• The task:
Swap "leader-line" for "callout-line" in the records below. Give back only the lines starting at the one containing "slice-label: Fragile roof" and ending at the one containing "slice-label: Tree (1)", with nothing else changed.

_ _ _ _ _

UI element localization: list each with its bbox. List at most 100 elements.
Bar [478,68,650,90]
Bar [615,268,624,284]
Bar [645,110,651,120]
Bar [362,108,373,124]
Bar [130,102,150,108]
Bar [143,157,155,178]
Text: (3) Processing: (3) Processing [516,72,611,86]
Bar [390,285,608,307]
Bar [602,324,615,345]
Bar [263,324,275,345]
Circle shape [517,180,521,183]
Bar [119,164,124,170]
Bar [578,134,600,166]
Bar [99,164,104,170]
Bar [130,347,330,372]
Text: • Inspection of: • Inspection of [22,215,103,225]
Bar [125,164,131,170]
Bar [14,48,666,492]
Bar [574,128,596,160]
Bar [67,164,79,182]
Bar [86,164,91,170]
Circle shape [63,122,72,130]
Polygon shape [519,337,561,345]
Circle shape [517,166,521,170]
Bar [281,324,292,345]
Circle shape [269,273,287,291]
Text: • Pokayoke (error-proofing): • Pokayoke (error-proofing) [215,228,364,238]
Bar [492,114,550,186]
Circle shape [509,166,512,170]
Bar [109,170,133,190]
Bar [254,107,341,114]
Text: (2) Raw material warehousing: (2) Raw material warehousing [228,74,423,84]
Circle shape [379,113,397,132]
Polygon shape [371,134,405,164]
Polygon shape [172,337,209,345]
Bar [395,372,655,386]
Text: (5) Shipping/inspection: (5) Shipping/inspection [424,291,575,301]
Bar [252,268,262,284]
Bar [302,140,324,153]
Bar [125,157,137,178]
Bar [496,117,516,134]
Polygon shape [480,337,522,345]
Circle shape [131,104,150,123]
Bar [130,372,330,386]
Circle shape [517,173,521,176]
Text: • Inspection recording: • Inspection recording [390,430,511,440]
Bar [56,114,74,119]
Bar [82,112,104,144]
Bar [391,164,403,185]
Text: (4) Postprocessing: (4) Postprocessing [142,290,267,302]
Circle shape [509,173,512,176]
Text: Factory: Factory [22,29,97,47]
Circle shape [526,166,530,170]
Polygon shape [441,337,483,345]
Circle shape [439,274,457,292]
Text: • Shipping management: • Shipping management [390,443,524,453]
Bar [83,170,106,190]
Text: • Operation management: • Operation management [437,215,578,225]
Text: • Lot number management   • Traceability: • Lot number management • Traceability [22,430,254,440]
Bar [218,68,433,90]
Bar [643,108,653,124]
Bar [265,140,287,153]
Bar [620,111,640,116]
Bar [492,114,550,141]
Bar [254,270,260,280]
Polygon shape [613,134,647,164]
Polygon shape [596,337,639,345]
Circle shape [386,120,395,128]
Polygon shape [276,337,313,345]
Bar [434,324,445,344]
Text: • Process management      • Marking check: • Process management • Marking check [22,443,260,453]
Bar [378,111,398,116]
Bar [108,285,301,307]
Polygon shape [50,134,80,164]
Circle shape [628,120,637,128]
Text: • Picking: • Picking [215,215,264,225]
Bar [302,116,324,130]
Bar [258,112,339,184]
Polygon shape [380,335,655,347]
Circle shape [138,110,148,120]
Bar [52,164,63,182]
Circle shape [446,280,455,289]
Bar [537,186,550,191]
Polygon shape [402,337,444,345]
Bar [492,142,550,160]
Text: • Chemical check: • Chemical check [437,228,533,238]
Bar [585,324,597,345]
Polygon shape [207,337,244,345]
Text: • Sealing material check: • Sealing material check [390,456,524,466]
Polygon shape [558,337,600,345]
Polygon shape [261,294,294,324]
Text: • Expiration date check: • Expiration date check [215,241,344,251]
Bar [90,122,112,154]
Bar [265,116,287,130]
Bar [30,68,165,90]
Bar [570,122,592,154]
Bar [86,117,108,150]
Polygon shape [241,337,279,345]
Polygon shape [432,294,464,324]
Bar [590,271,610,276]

_ _ _ _ _

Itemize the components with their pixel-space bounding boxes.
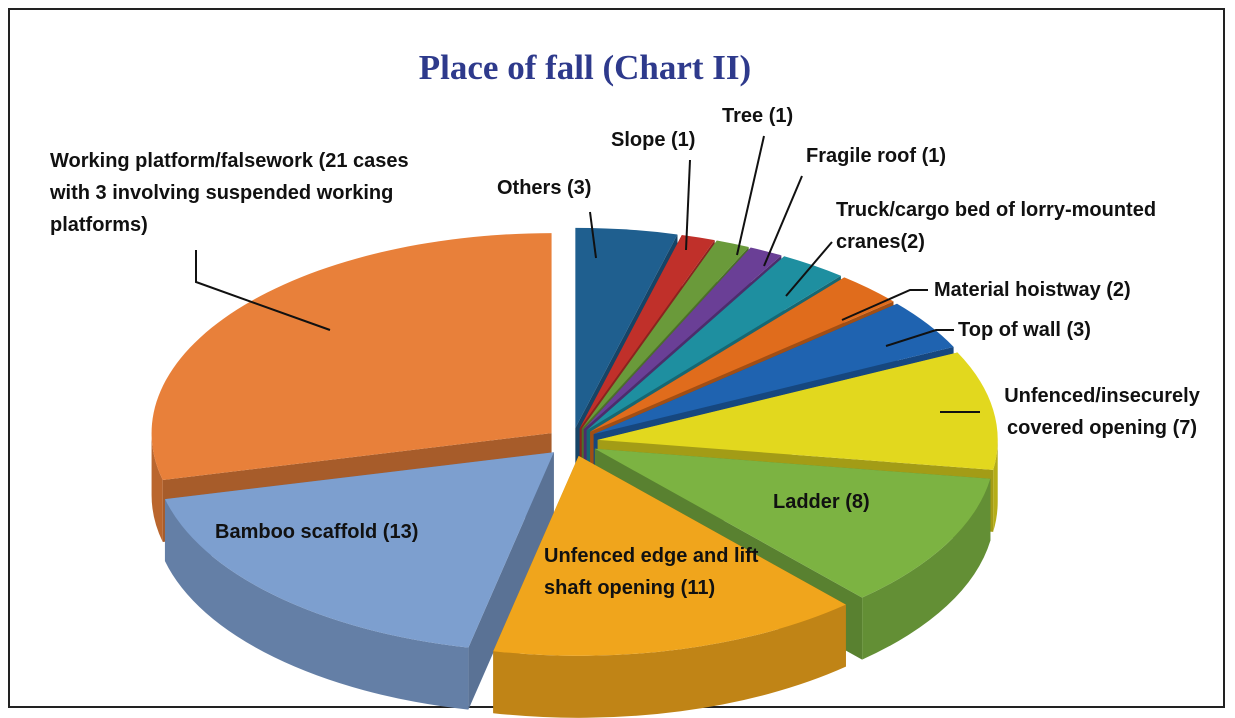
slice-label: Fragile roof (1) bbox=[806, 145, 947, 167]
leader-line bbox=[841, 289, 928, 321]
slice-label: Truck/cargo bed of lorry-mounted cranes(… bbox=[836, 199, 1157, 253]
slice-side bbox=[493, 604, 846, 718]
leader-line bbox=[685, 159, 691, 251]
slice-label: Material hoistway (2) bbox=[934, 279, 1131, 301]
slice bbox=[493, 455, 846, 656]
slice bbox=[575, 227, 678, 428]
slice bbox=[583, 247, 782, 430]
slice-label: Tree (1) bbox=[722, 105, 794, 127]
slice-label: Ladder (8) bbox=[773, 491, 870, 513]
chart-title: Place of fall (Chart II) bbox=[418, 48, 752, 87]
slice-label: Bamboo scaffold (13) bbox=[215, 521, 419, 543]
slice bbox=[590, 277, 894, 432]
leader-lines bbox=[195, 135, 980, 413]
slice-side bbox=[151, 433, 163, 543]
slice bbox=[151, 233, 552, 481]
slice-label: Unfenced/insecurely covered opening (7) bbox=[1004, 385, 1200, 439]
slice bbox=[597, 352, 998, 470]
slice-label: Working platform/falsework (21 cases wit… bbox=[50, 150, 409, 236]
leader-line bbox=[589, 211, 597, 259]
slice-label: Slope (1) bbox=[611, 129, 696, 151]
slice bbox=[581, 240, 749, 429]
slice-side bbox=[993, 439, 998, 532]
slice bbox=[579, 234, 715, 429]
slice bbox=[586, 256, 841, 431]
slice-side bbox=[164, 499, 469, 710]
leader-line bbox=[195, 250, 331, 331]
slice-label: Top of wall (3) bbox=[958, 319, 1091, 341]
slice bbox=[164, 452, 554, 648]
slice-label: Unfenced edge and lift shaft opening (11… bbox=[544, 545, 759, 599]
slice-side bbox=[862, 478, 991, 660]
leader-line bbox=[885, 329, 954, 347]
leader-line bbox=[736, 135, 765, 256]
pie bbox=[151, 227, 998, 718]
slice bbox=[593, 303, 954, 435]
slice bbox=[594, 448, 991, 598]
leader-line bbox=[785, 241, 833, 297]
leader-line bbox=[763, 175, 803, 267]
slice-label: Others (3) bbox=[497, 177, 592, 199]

_ _ _ _ _

• Worked solution:
slice-label: Fragile roof (1) bbox=[806, 145, 947, 167]
callout-line bbox=[841, 289, 928, 321]
slice-label: Truck/cargo bed of lorry-mounted cranes(… bbox=[836, 199, 1157, 253]
slice-side bbox=[493, 604, 846, 718]
callout-line bbox=[685, 159, 691, 251]
slice-label: Material hoistway (2) bbox=[934, 279, 1131, 301]
slice bbox=[493, 455, 846, 656]
slice bbox=[575, 227, 678, 428]
slice bbox=[583, 247, 782, 430]
slice-label: Tree (1) bbox=[722, 105, 794, 127]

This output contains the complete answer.